Challenge:
What follows is a set of records; repeat all of them exactly.

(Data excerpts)

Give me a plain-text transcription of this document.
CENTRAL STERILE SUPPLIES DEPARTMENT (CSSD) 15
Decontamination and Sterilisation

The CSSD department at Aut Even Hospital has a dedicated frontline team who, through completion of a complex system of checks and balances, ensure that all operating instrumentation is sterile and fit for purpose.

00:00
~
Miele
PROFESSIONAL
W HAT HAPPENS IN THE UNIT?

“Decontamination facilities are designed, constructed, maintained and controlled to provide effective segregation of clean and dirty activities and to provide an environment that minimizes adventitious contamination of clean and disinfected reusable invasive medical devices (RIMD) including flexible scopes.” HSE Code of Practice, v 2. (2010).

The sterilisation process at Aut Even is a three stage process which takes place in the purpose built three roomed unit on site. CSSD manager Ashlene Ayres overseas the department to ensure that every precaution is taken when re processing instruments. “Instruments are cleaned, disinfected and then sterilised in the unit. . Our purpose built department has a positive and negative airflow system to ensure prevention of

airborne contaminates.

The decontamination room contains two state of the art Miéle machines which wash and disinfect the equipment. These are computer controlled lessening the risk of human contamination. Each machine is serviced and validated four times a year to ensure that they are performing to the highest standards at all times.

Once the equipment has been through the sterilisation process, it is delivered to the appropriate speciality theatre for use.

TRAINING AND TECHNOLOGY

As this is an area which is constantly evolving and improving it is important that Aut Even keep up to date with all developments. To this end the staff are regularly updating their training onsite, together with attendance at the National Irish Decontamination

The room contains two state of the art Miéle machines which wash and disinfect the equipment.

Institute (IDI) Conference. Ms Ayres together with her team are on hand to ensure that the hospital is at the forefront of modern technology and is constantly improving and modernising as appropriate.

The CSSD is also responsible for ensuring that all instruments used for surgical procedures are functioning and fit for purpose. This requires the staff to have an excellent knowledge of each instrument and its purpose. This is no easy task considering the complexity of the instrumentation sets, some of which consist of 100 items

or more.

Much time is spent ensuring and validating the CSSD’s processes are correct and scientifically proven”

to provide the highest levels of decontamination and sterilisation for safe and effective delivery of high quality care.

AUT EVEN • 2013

Complete answer:
Give me a plain-text transcription of this document.
CENTRAL STERILE SUPPLIES DEPARTMENT (CSSD) 15
Decontamination and Sterilisation

The CSSD department at Aut Even Hospital has a dedicated frontline team who, through completion of a complex system of checks and balances, ensure that all operating instrumentation is sterile and fit for purpose.

00:00
~
Miele
PROFESSIONAL
W HAT HAPPENS IN THE UNIT?

“Decontamination facilities are designed, constructed, maintained and controlled to provide effective segregation of clean and dirty activities and to provide an environment that minimizes adventitious contamination of clean and disinfected reusable invasive medical devices (RIMD) including flexible scopes.” HSE Code of Practice, v 2. (2010).

The sterilisation process at Aut Even is a three stage process which takes place in the purpose built three roomed unit on site. CSSD manager Ashlene Ayres overseas the department to ensure that every precaution is taken when re processing instruments. “Instruments are cleaned, disinfected and then sterilised in the unit. . Our purpose built department has a positive and negative airflow system to ensure prevention of

airborne contaminates.

The decontamination room contains two state of the art Miéle machines which wash and disinfect the equipment. These are computer controlled lessening the risk of human contamination. Each machine is serviced and validated four times a year to ensure that they are performing to the highest standards at all times.

Once the equipment has been through the sterilisation process, it is delivered to the appropriate speciality theatre for use.

TRAINING AND TECHNOLOGY

As this is an area which is constantly evolving and improving it is important that Aut Even keep up to date with all developments. To this end the staff are regularly updating their training onsite, together with attendance at the National Irish Decontamination

The room contains two state of the art Miéle machines which wash and disinfect the equipment.

Institute (IDI) Conference. Ms Ayres together with her team are on hand to ensure that the hospital is at the forefront of modern technology and is constantly improving and modernising as appropriate.

The CSSD is also responsible for ensuring that all instruments used for surgical procedures are functioning and fit for purpose. This requires the staff to have an excellent knowledge of each instrument and its purpose. This is no easy task considering the complexity of the instrumentation sets, some of which consist of 100 items

or more.

Much time is spent ensuring and validating the CSSD’s processes are correct and scientifically proven”

to provide the highest levels of decontamination and sterilisation for safe and effective delivery of high quality care.

AUT EVEN • 2013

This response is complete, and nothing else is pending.